Data supplied:
^^^^^^^^^^^^^^^^

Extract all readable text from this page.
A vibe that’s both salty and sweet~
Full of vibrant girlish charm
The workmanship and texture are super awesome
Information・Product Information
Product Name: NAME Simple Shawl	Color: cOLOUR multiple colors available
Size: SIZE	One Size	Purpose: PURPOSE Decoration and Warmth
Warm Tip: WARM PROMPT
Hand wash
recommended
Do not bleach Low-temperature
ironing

^^^^^^^^^^^^^^^^

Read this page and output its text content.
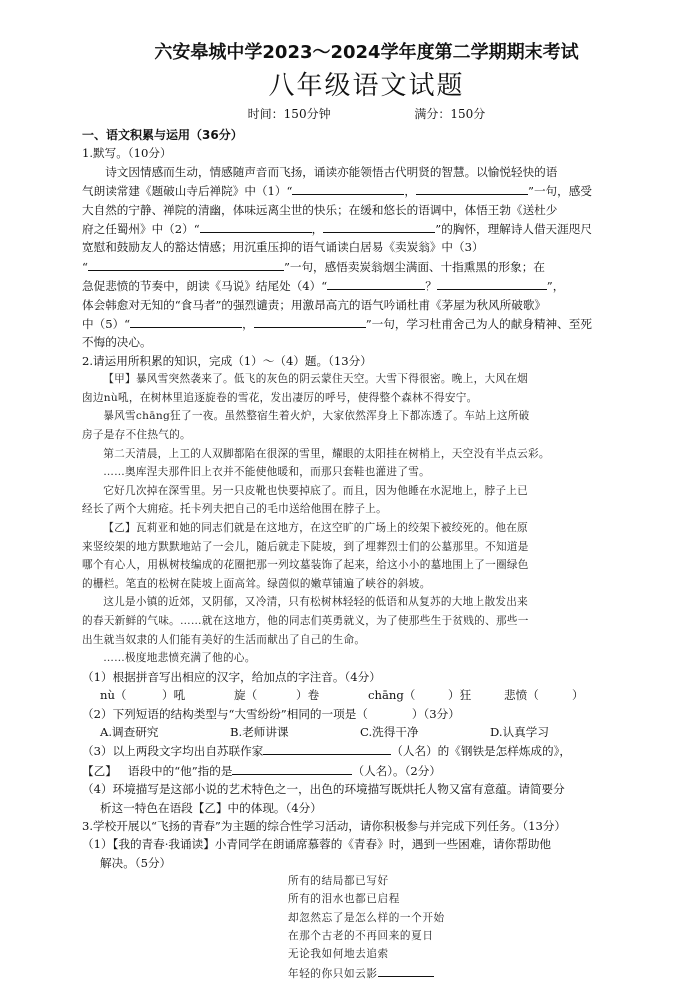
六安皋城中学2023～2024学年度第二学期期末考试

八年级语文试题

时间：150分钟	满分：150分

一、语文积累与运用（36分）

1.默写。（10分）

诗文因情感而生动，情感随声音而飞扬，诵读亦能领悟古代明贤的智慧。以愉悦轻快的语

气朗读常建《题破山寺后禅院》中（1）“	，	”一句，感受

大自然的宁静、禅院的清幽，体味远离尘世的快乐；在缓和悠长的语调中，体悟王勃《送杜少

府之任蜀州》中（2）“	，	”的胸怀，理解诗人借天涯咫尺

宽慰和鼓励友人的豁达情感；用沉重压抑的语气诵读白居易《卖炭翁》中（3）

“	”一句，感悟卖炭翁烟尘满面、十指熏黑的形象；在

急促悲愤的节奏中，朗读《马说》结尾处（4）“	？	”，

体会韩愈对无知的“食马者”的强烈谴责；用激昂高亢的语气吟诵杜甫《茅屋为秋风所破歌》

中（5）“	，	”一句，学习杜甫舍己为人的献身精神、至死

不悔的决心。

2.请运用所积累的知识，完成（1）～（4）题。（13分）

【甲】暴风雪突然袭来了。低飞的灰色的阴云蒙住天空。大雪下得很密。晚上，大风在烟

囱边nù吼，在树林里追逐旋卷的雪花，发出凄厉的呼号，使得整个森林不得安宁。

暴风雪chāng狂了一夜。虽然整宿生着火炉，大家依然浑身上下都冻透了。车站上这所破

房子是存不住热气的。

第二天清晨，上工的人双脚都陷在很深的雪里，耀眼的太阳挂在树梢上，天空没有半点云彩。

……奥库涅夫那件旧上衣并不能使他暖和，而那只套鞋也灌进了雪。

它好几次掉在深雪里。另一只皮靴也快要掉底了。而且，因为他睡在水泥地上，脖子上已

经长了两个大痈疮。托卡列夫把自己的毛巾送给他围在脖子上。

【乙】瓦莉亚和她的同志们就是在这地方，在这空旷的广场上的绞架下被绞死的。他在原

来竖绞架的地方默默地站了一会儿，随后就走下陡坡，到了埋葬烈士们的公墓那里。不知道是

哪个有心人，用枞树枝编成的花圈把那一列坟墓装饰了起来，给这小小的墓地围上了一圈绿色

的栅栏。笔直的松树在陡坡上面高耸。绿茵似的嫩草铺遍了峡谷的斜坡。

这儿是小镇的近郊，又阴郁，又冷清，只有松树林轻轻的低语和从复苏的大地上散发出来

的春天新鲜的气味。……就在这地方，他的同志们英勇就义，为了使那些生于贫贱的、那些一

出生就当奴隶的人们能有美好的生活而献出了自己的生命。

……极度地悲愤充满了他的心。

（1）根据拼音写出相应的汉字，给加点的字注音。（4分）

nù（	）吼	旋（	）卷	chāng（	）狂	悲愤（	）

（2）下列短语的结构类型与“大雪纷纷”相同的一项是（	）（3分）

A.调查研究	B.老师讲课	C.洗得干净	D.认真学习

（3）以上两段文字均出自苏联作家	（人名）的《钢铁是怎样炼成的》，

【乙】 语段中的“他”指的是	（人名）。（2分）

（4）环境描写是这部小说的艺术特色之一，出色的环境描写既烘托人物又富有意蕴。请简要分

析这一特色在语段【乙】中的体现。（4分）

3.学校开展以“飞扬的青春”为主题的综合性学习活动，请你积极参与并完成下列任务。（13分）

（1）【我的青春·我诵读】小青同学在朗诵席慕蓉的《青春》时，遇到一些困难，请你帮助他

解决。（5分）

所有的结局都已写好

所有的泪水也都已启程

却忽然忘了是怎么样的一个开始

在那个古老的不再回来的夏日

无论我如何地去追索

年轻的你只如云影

^^^^^^^^^^^^^^^^

Task prompt:
Set out every line from the material that contains the string "page".

Output for this exercise:
Extract all readable text from this page.
Read this page and output its text content.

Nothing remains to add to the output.